PROBLEM: Gather from the listing below each line that includes the word "arts", and copy it.

--- start of DATA LINES ---

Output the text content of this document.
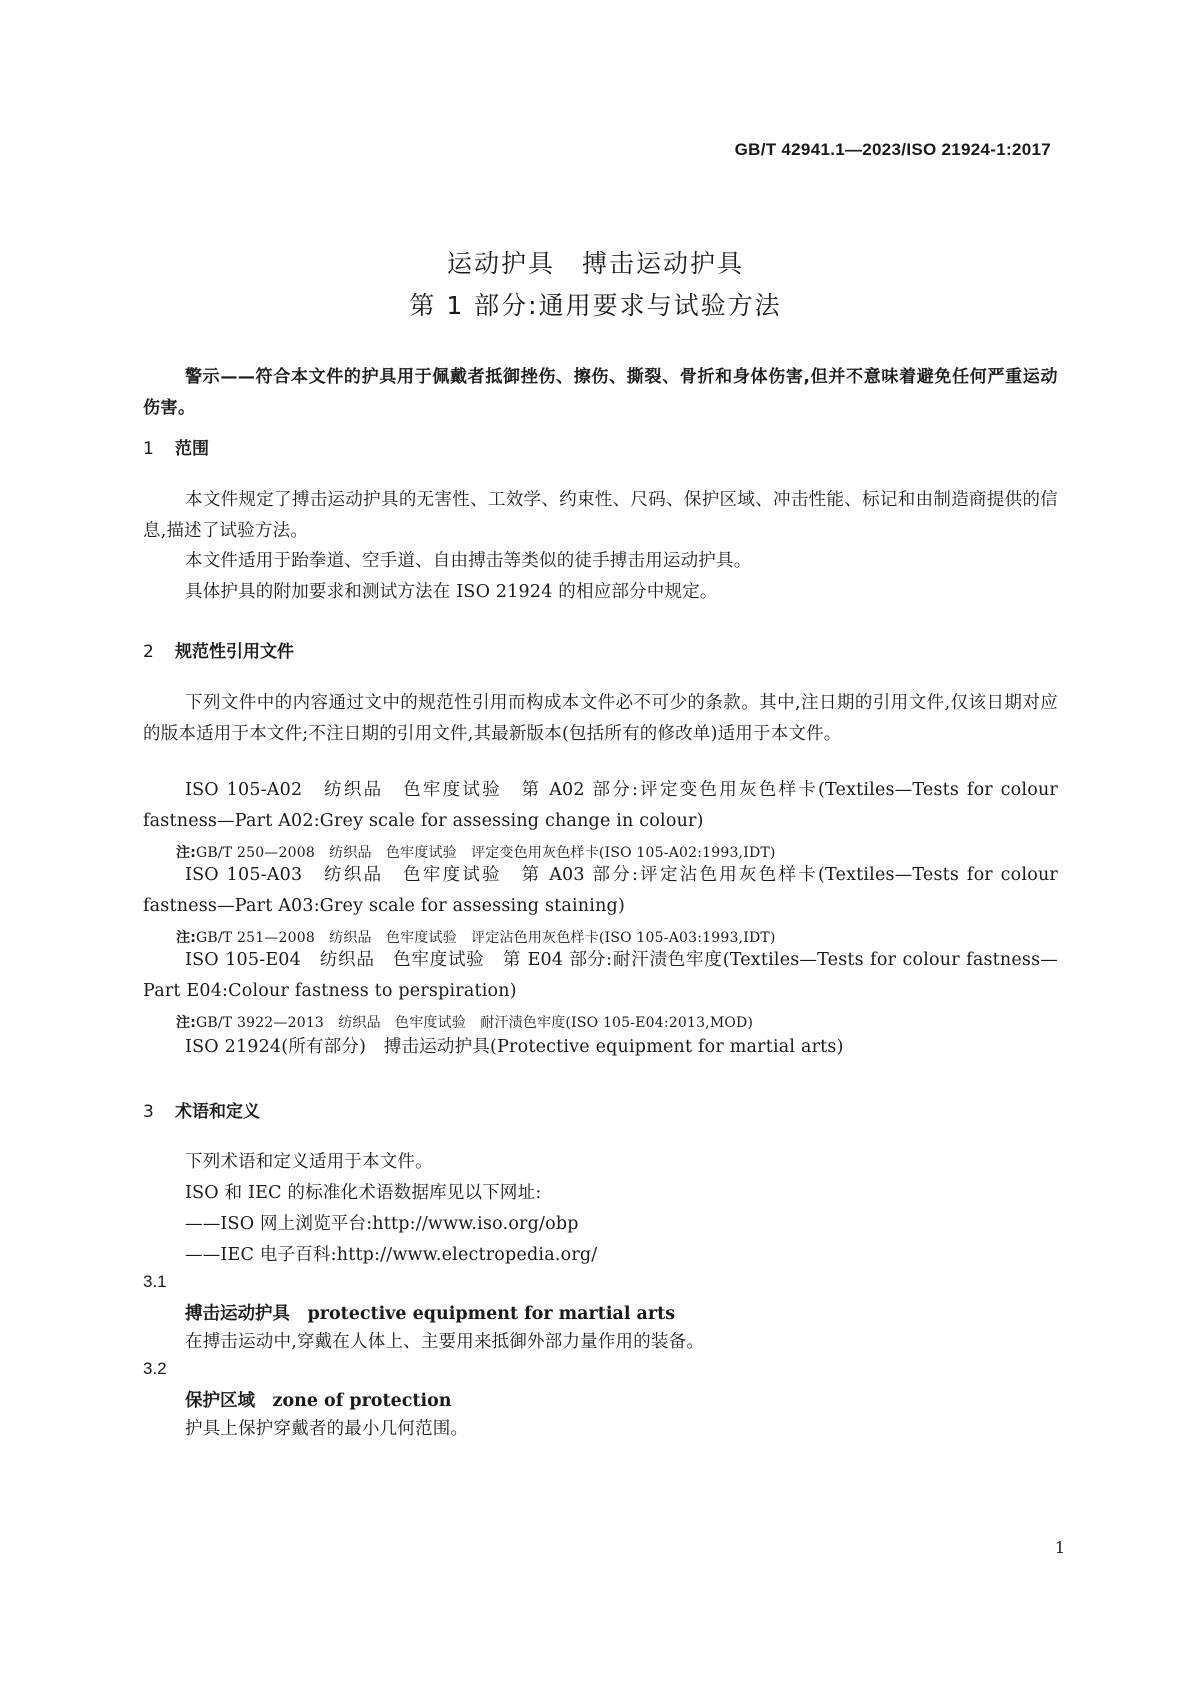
GB/T 42941.1—2023/ISO 21924-1:2017
运动护具　搏击运动护具
第 1 部分:通用要求与试验方法
警示——符合本文件的护具用于佩戴者抵御挫伤、擦伤、撕裂、骨折和身体伤害,但并不意味着避免任何严重运动伤害。
1 范围
本文件规定了搏击运动护具的无害性、工效学、约束性、尺码、保护区域、冲击性能、标记和由制造商提供的信息,描述了试验方法。
本文件适用于跆拳道、空手道、自由搏击等类似的徒手搏击用运动护具。
具体护具的附加要求和测试方法在 ISO 21924 的相应部分中规定。
2 规范性引用文件
下列文件中的内容通过文中的规范性引用而构成本文件必不可少的条款。其中,注日期的引用文件,仅该日期对应的版本适用于本文件;不注日期的引用文件,其最新版本(包括所有的修改单)适用于本文件。
ISO 105-A02　纺织品　色牢度试验　第 A02 部分:评定变色用灰色样卡(Textiles—Tests for colour fastness—Part A02:Grey scale for assessing change in colour)
注:GB/T 250—2008　纺织品　色牢度试验　评定变色用灰色样卡(ISO 105-A02:1993,IDT)
ISO 105-A03　纺织品　色牢度试验　第 A03 部分:评定沾色用灰色样卡(Textiles—Tests for colour fastness—Part A03:Grey scale for assessing staining)
注:GB/T 251—2008　纺织品　色牢度试验　评定沾色用灰色样卡(ISO 105-A03:1993,IDT)
ISO 105-E04　纺织品　色牢度试验　第 E04 部分:耐汗渍色牢度(Textiles—Tests for colour fastness—Part E04:Colour fastness to perspiration)
注:GB/T 3922—2013　纺织品　色牢度试验　耐汗渍色牢度(ISO 105-E04:2013,MOD)
ISO 21924(所有部分)　搏击运动护具(Protective equipment for martial arts)
3 术语和定义
下列术语和定义适用于本文件。
ISO 和 IEC 的标准化术语数据库见以下网址:
——ISO 网上浏览平台:http://www.iso.org/obp
——IEC 电子百科:http://www.electropedia.org/
3.1
搏击运动护具　 protective equipment for martial arts
在搏击运动中,穿戴在人体上、主要用来抵御外部力量作用的装备。
3.2
保护区域　 zone of protection
护具上保护穿戴者的最小几何范围。
1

--- end of DATA LINES ---

TASK OUTPUT:
ISO 21924(所有部分)　搏击运动护具(Protective equipment for martial arts)
搏击运动护具　 protective equipment for martial arts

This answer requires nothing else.